# [RECORDED INFORMATION]
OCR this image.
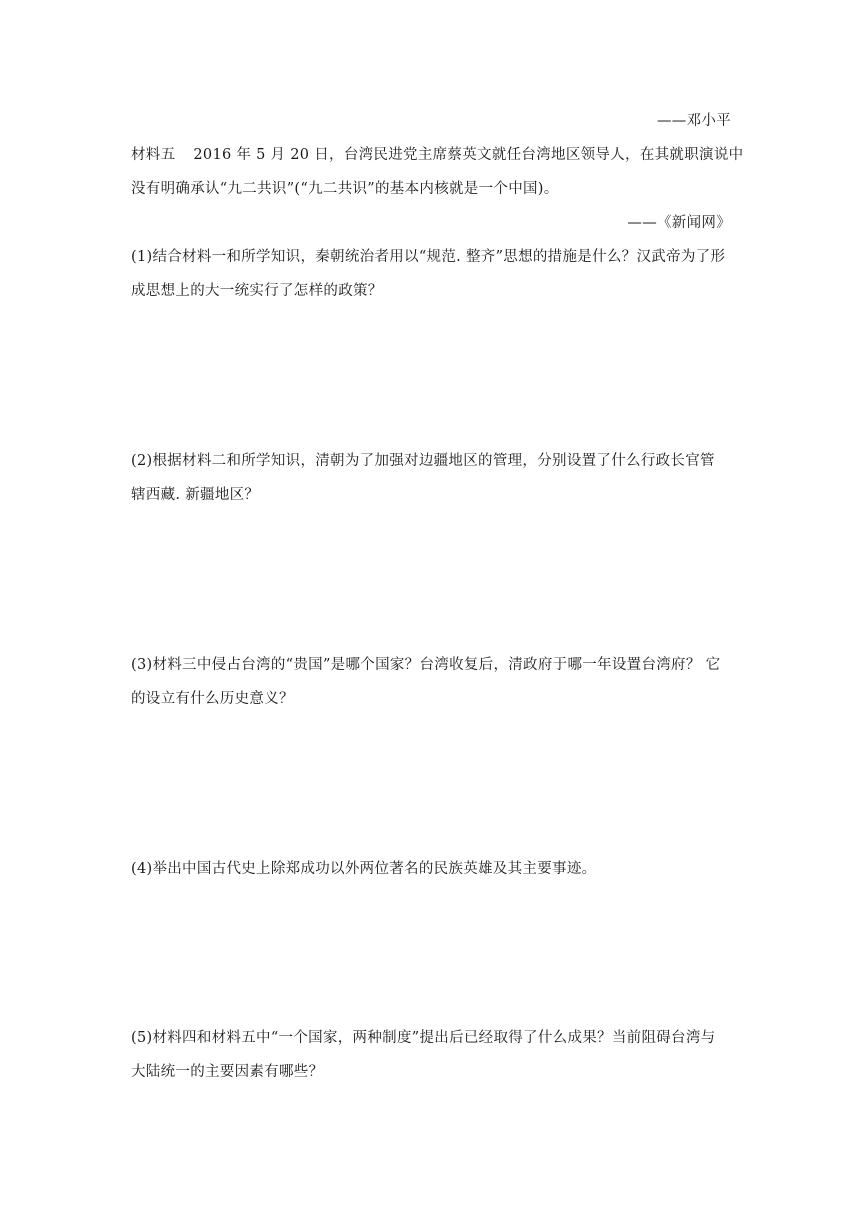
——邓小平
材料五 2016 年 5 月 20 日，台湾民进党主席蔡英文就任台湾地区领导人，在其就职演说中
没有明确承认“九二共识”(“九二共识”的基本内核就是一个中国)。
——《新闻网》
(1)结合材料一和所学知识，秦朝统治者用以“规范. 整齐”思想的措施是什么？汉武帝为了形
成思想上的大一统实行了怎样的政策？
(2)根据材料二和所学知识，清朝为了加强对边疆地区的管理，分别设置了什么行政长官管
辖西藏. 新疆地区？
(3)材料三中侵占台湾的“贵国”是哪个国家？台湾收复后，清政府于哪一年设置台湾府？ 它
的设立有什么历史意义？
(4)举出中国古代史上除郑成功以外两位著名的民族英雄及其主要事迹。
(5)材料四和材料五中“一个国家，两种制度”提出后已经取得了什么成果？当前阻碍台湾与
大陆统一的主要因素有哪些？
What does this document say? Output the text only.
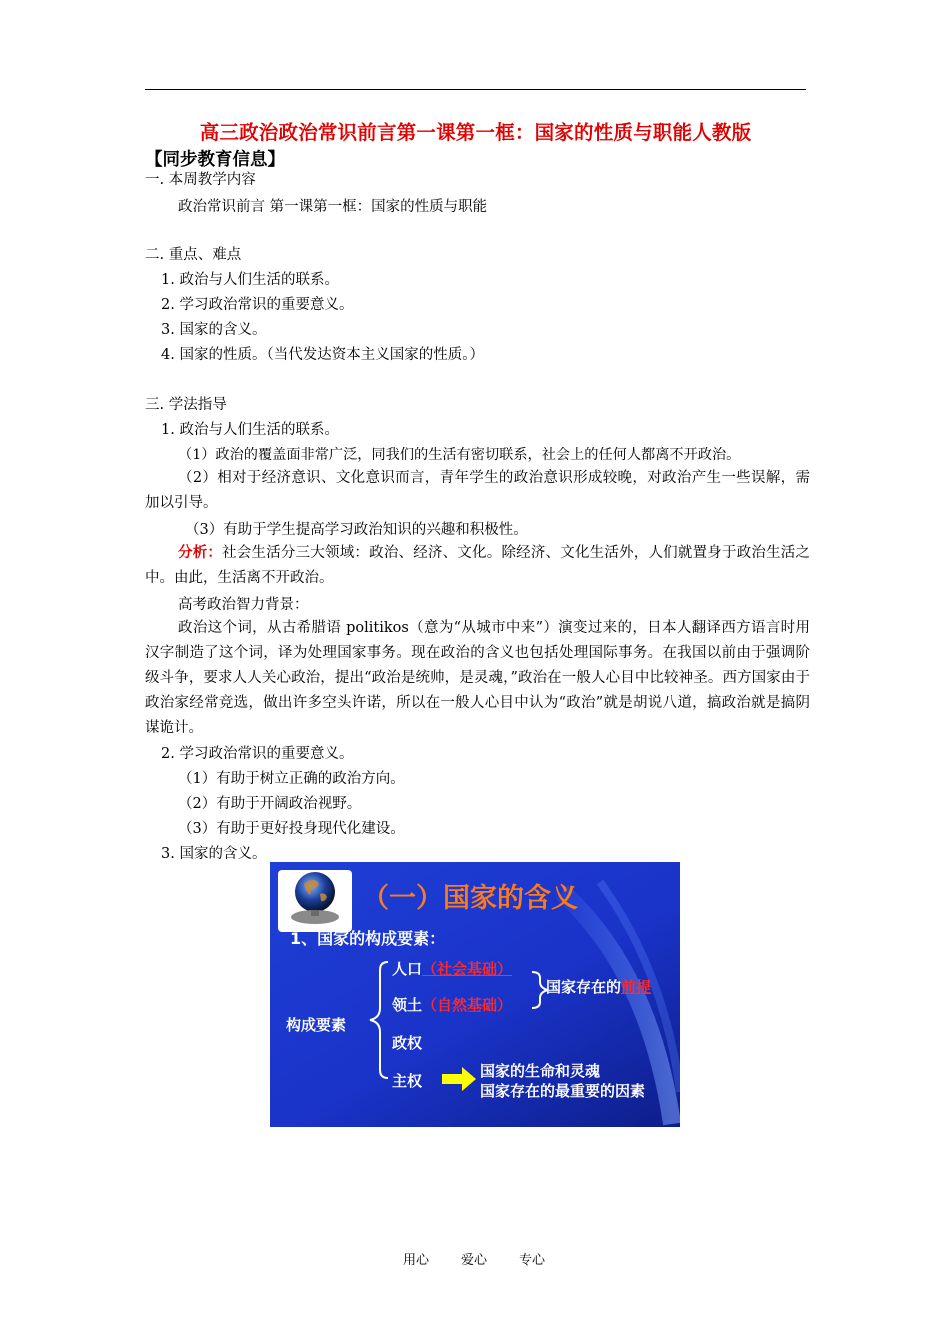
高三政治政治常识前言第一课第一框：国家的性质与职能人教版
【同步教育信息】
一. 本周教学内容
政治常识前言 第一课第一框：国家的性质与职能
二. 重点、难点
1. 政治与人们生活的联系。
2. 学习政治常识的重要意义。
3. 国家的含义。
4. 国家的性质。（当代发达资本主义国家的性质。）
三. 学法指导
1. 政治与人们生活的联系。
（1）政治的覆盖面非常广泛，同我们的生活有密切联系，社会上的任何人都离不开政治。
（2）相对于经济意识、文化意识而言，青年学生的政治意识形成较晚，对政治产生一些误解，需加以引导。
（3）有助于学生提高学习政治知识的兴趣和积极性。
分析：社会生活分三大领域：政治、经济、文化。除经济、文化生活外，人们就置身于政治生活之中。由此，生活离不开政治。
高考政治智力背景：
政治这个词，从古希腊语 politikos（意为“从城市中来”）演变过来的，日本人翻译西方语言时用汉字制造了这个词，译为处理国家事务。现在政治的含义也包括处理国际事务。在我国以前由于强调阶级斗争，要求人人关心政治，提出“政治是统帅，是灵魂，”政治在一般人心目中比较神圣。西方国家由于政治家经常竞选，做出许多空头许诺，所以在一般人心目中认为“政治”就是胡说八道，搞政治就是搞阴谋诡计。
2. 学习政治常识的重要意义。
（1）有助于树立正确的政治方向。
（2）有助于开阔政治视野。
（3）有助于更好投身现代化建设。
3. 国家的含义。
（一）国家的含义
1、国家的构成要素：
构成要素
人口（社会基础）
领土（自然基础）
国家存在的前提
政权
主权
国家的生命和灵魂
国家存在的最重要的因素
用心 爱心 专心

# [EXERCISE]
Reproduce all the records verbatim, excluding images.

# [COMPLETED EXERCISE]
OCR this image.
——邓小平
材料五 2016 年 5 月 20 日，台湾民进党主席蔡英文就任台湾地区领导人，在其就职演说中
没有明确承认“九二共识”(“九二共识”的基本内核就是一个中国)。
——《新闻网》
(1)结合材料一和所学知识，秦朝统治者用以“规范. 整齐”思想的措施是什么？汉武帝为了形
成思想上的大一统实行了怎样的政策？
(2)根据材料二和所学知识，清朝为了加强对边疆地区的管理，分别设置了什么行政长官管
辖西藏. 新疆地区？
(3)材料三中侵占台湾的“贵国”是哪个国家？台湾收复后，清政府于哪一年设置台湾府？ 它
的设立有什么历史意义？
(4)举出中国古代史上除郑成功以外两位著名的民族英雄及其主要事迹。
(5)材料四和材料五中“一个国家，两种制度”提出后已经取得了什么成果？当前阻碍台湾与
大陆统一的主要因素有哪些？
What does this document say? Output the text only.
高三政治政治常识前言第一课第一框：国家的性质与职能人教版
【同步教育信息】
一. 本周教学内容
政治常识前言 第一课第一框：国家的性质与职能
二. 重点、难点
1. 政治与人们生活的联系。
2. 学习政治常识的重要意义。
3. 国家的含义。
4. 国家的性质。（当代发达资本主义国家的性质。）
三. 学法指导
1. 政治与人们生活的联系。
（1）政治的覆盖面非常广泛，同我们的生活有密切联系，社会上的任何人都离不开政治。
（2）相对于经济意识、文化意识而言，青年学生的政治意识形成较晚，对政治产生一些误解，需加以引导。
（3）有助于学生提高学习政治知识的兴趣和积极性。
分析：社会生活分三大领域：政治、经济、文化。除经济、文化生活外，人们就置身于政治生活之中。由此，生活离不开政治。
高考政治智力背景：
政治这个词，从古希腊语 politikos（意为“从城市中来”）演变过来的，日本人翻译西方语言时用汉字制造了这个词，译为处理国家事务。现在政治的含义也包括处理国际事务。在我国以前由于强调阶级斗争，要求人人关心政治，提出“政治是统帅，是灵魂，”政治在一般人心目中比较神圣。西方国家由于政治家经常竞选，做出许多空头许诺，所以在一般人心目中认为“政治”就是胡说八道，搞政治就是搞阴谋诡计。
2. 学习政治常识的重要意义。
（1）有助于树立正确的政治方向。
（2）有助于开阔政治视野。
（3）有助于更好投身现代化建设。
3. 国家的含义。
（一）国家的含义
1、国家的构成要素：
构成要素
人口（社会基础）
领土（自然基础）
国家存在的前提
政权
主权
国家的生命和灵魂
国家存在的最重要的因素
用心 爱心 专心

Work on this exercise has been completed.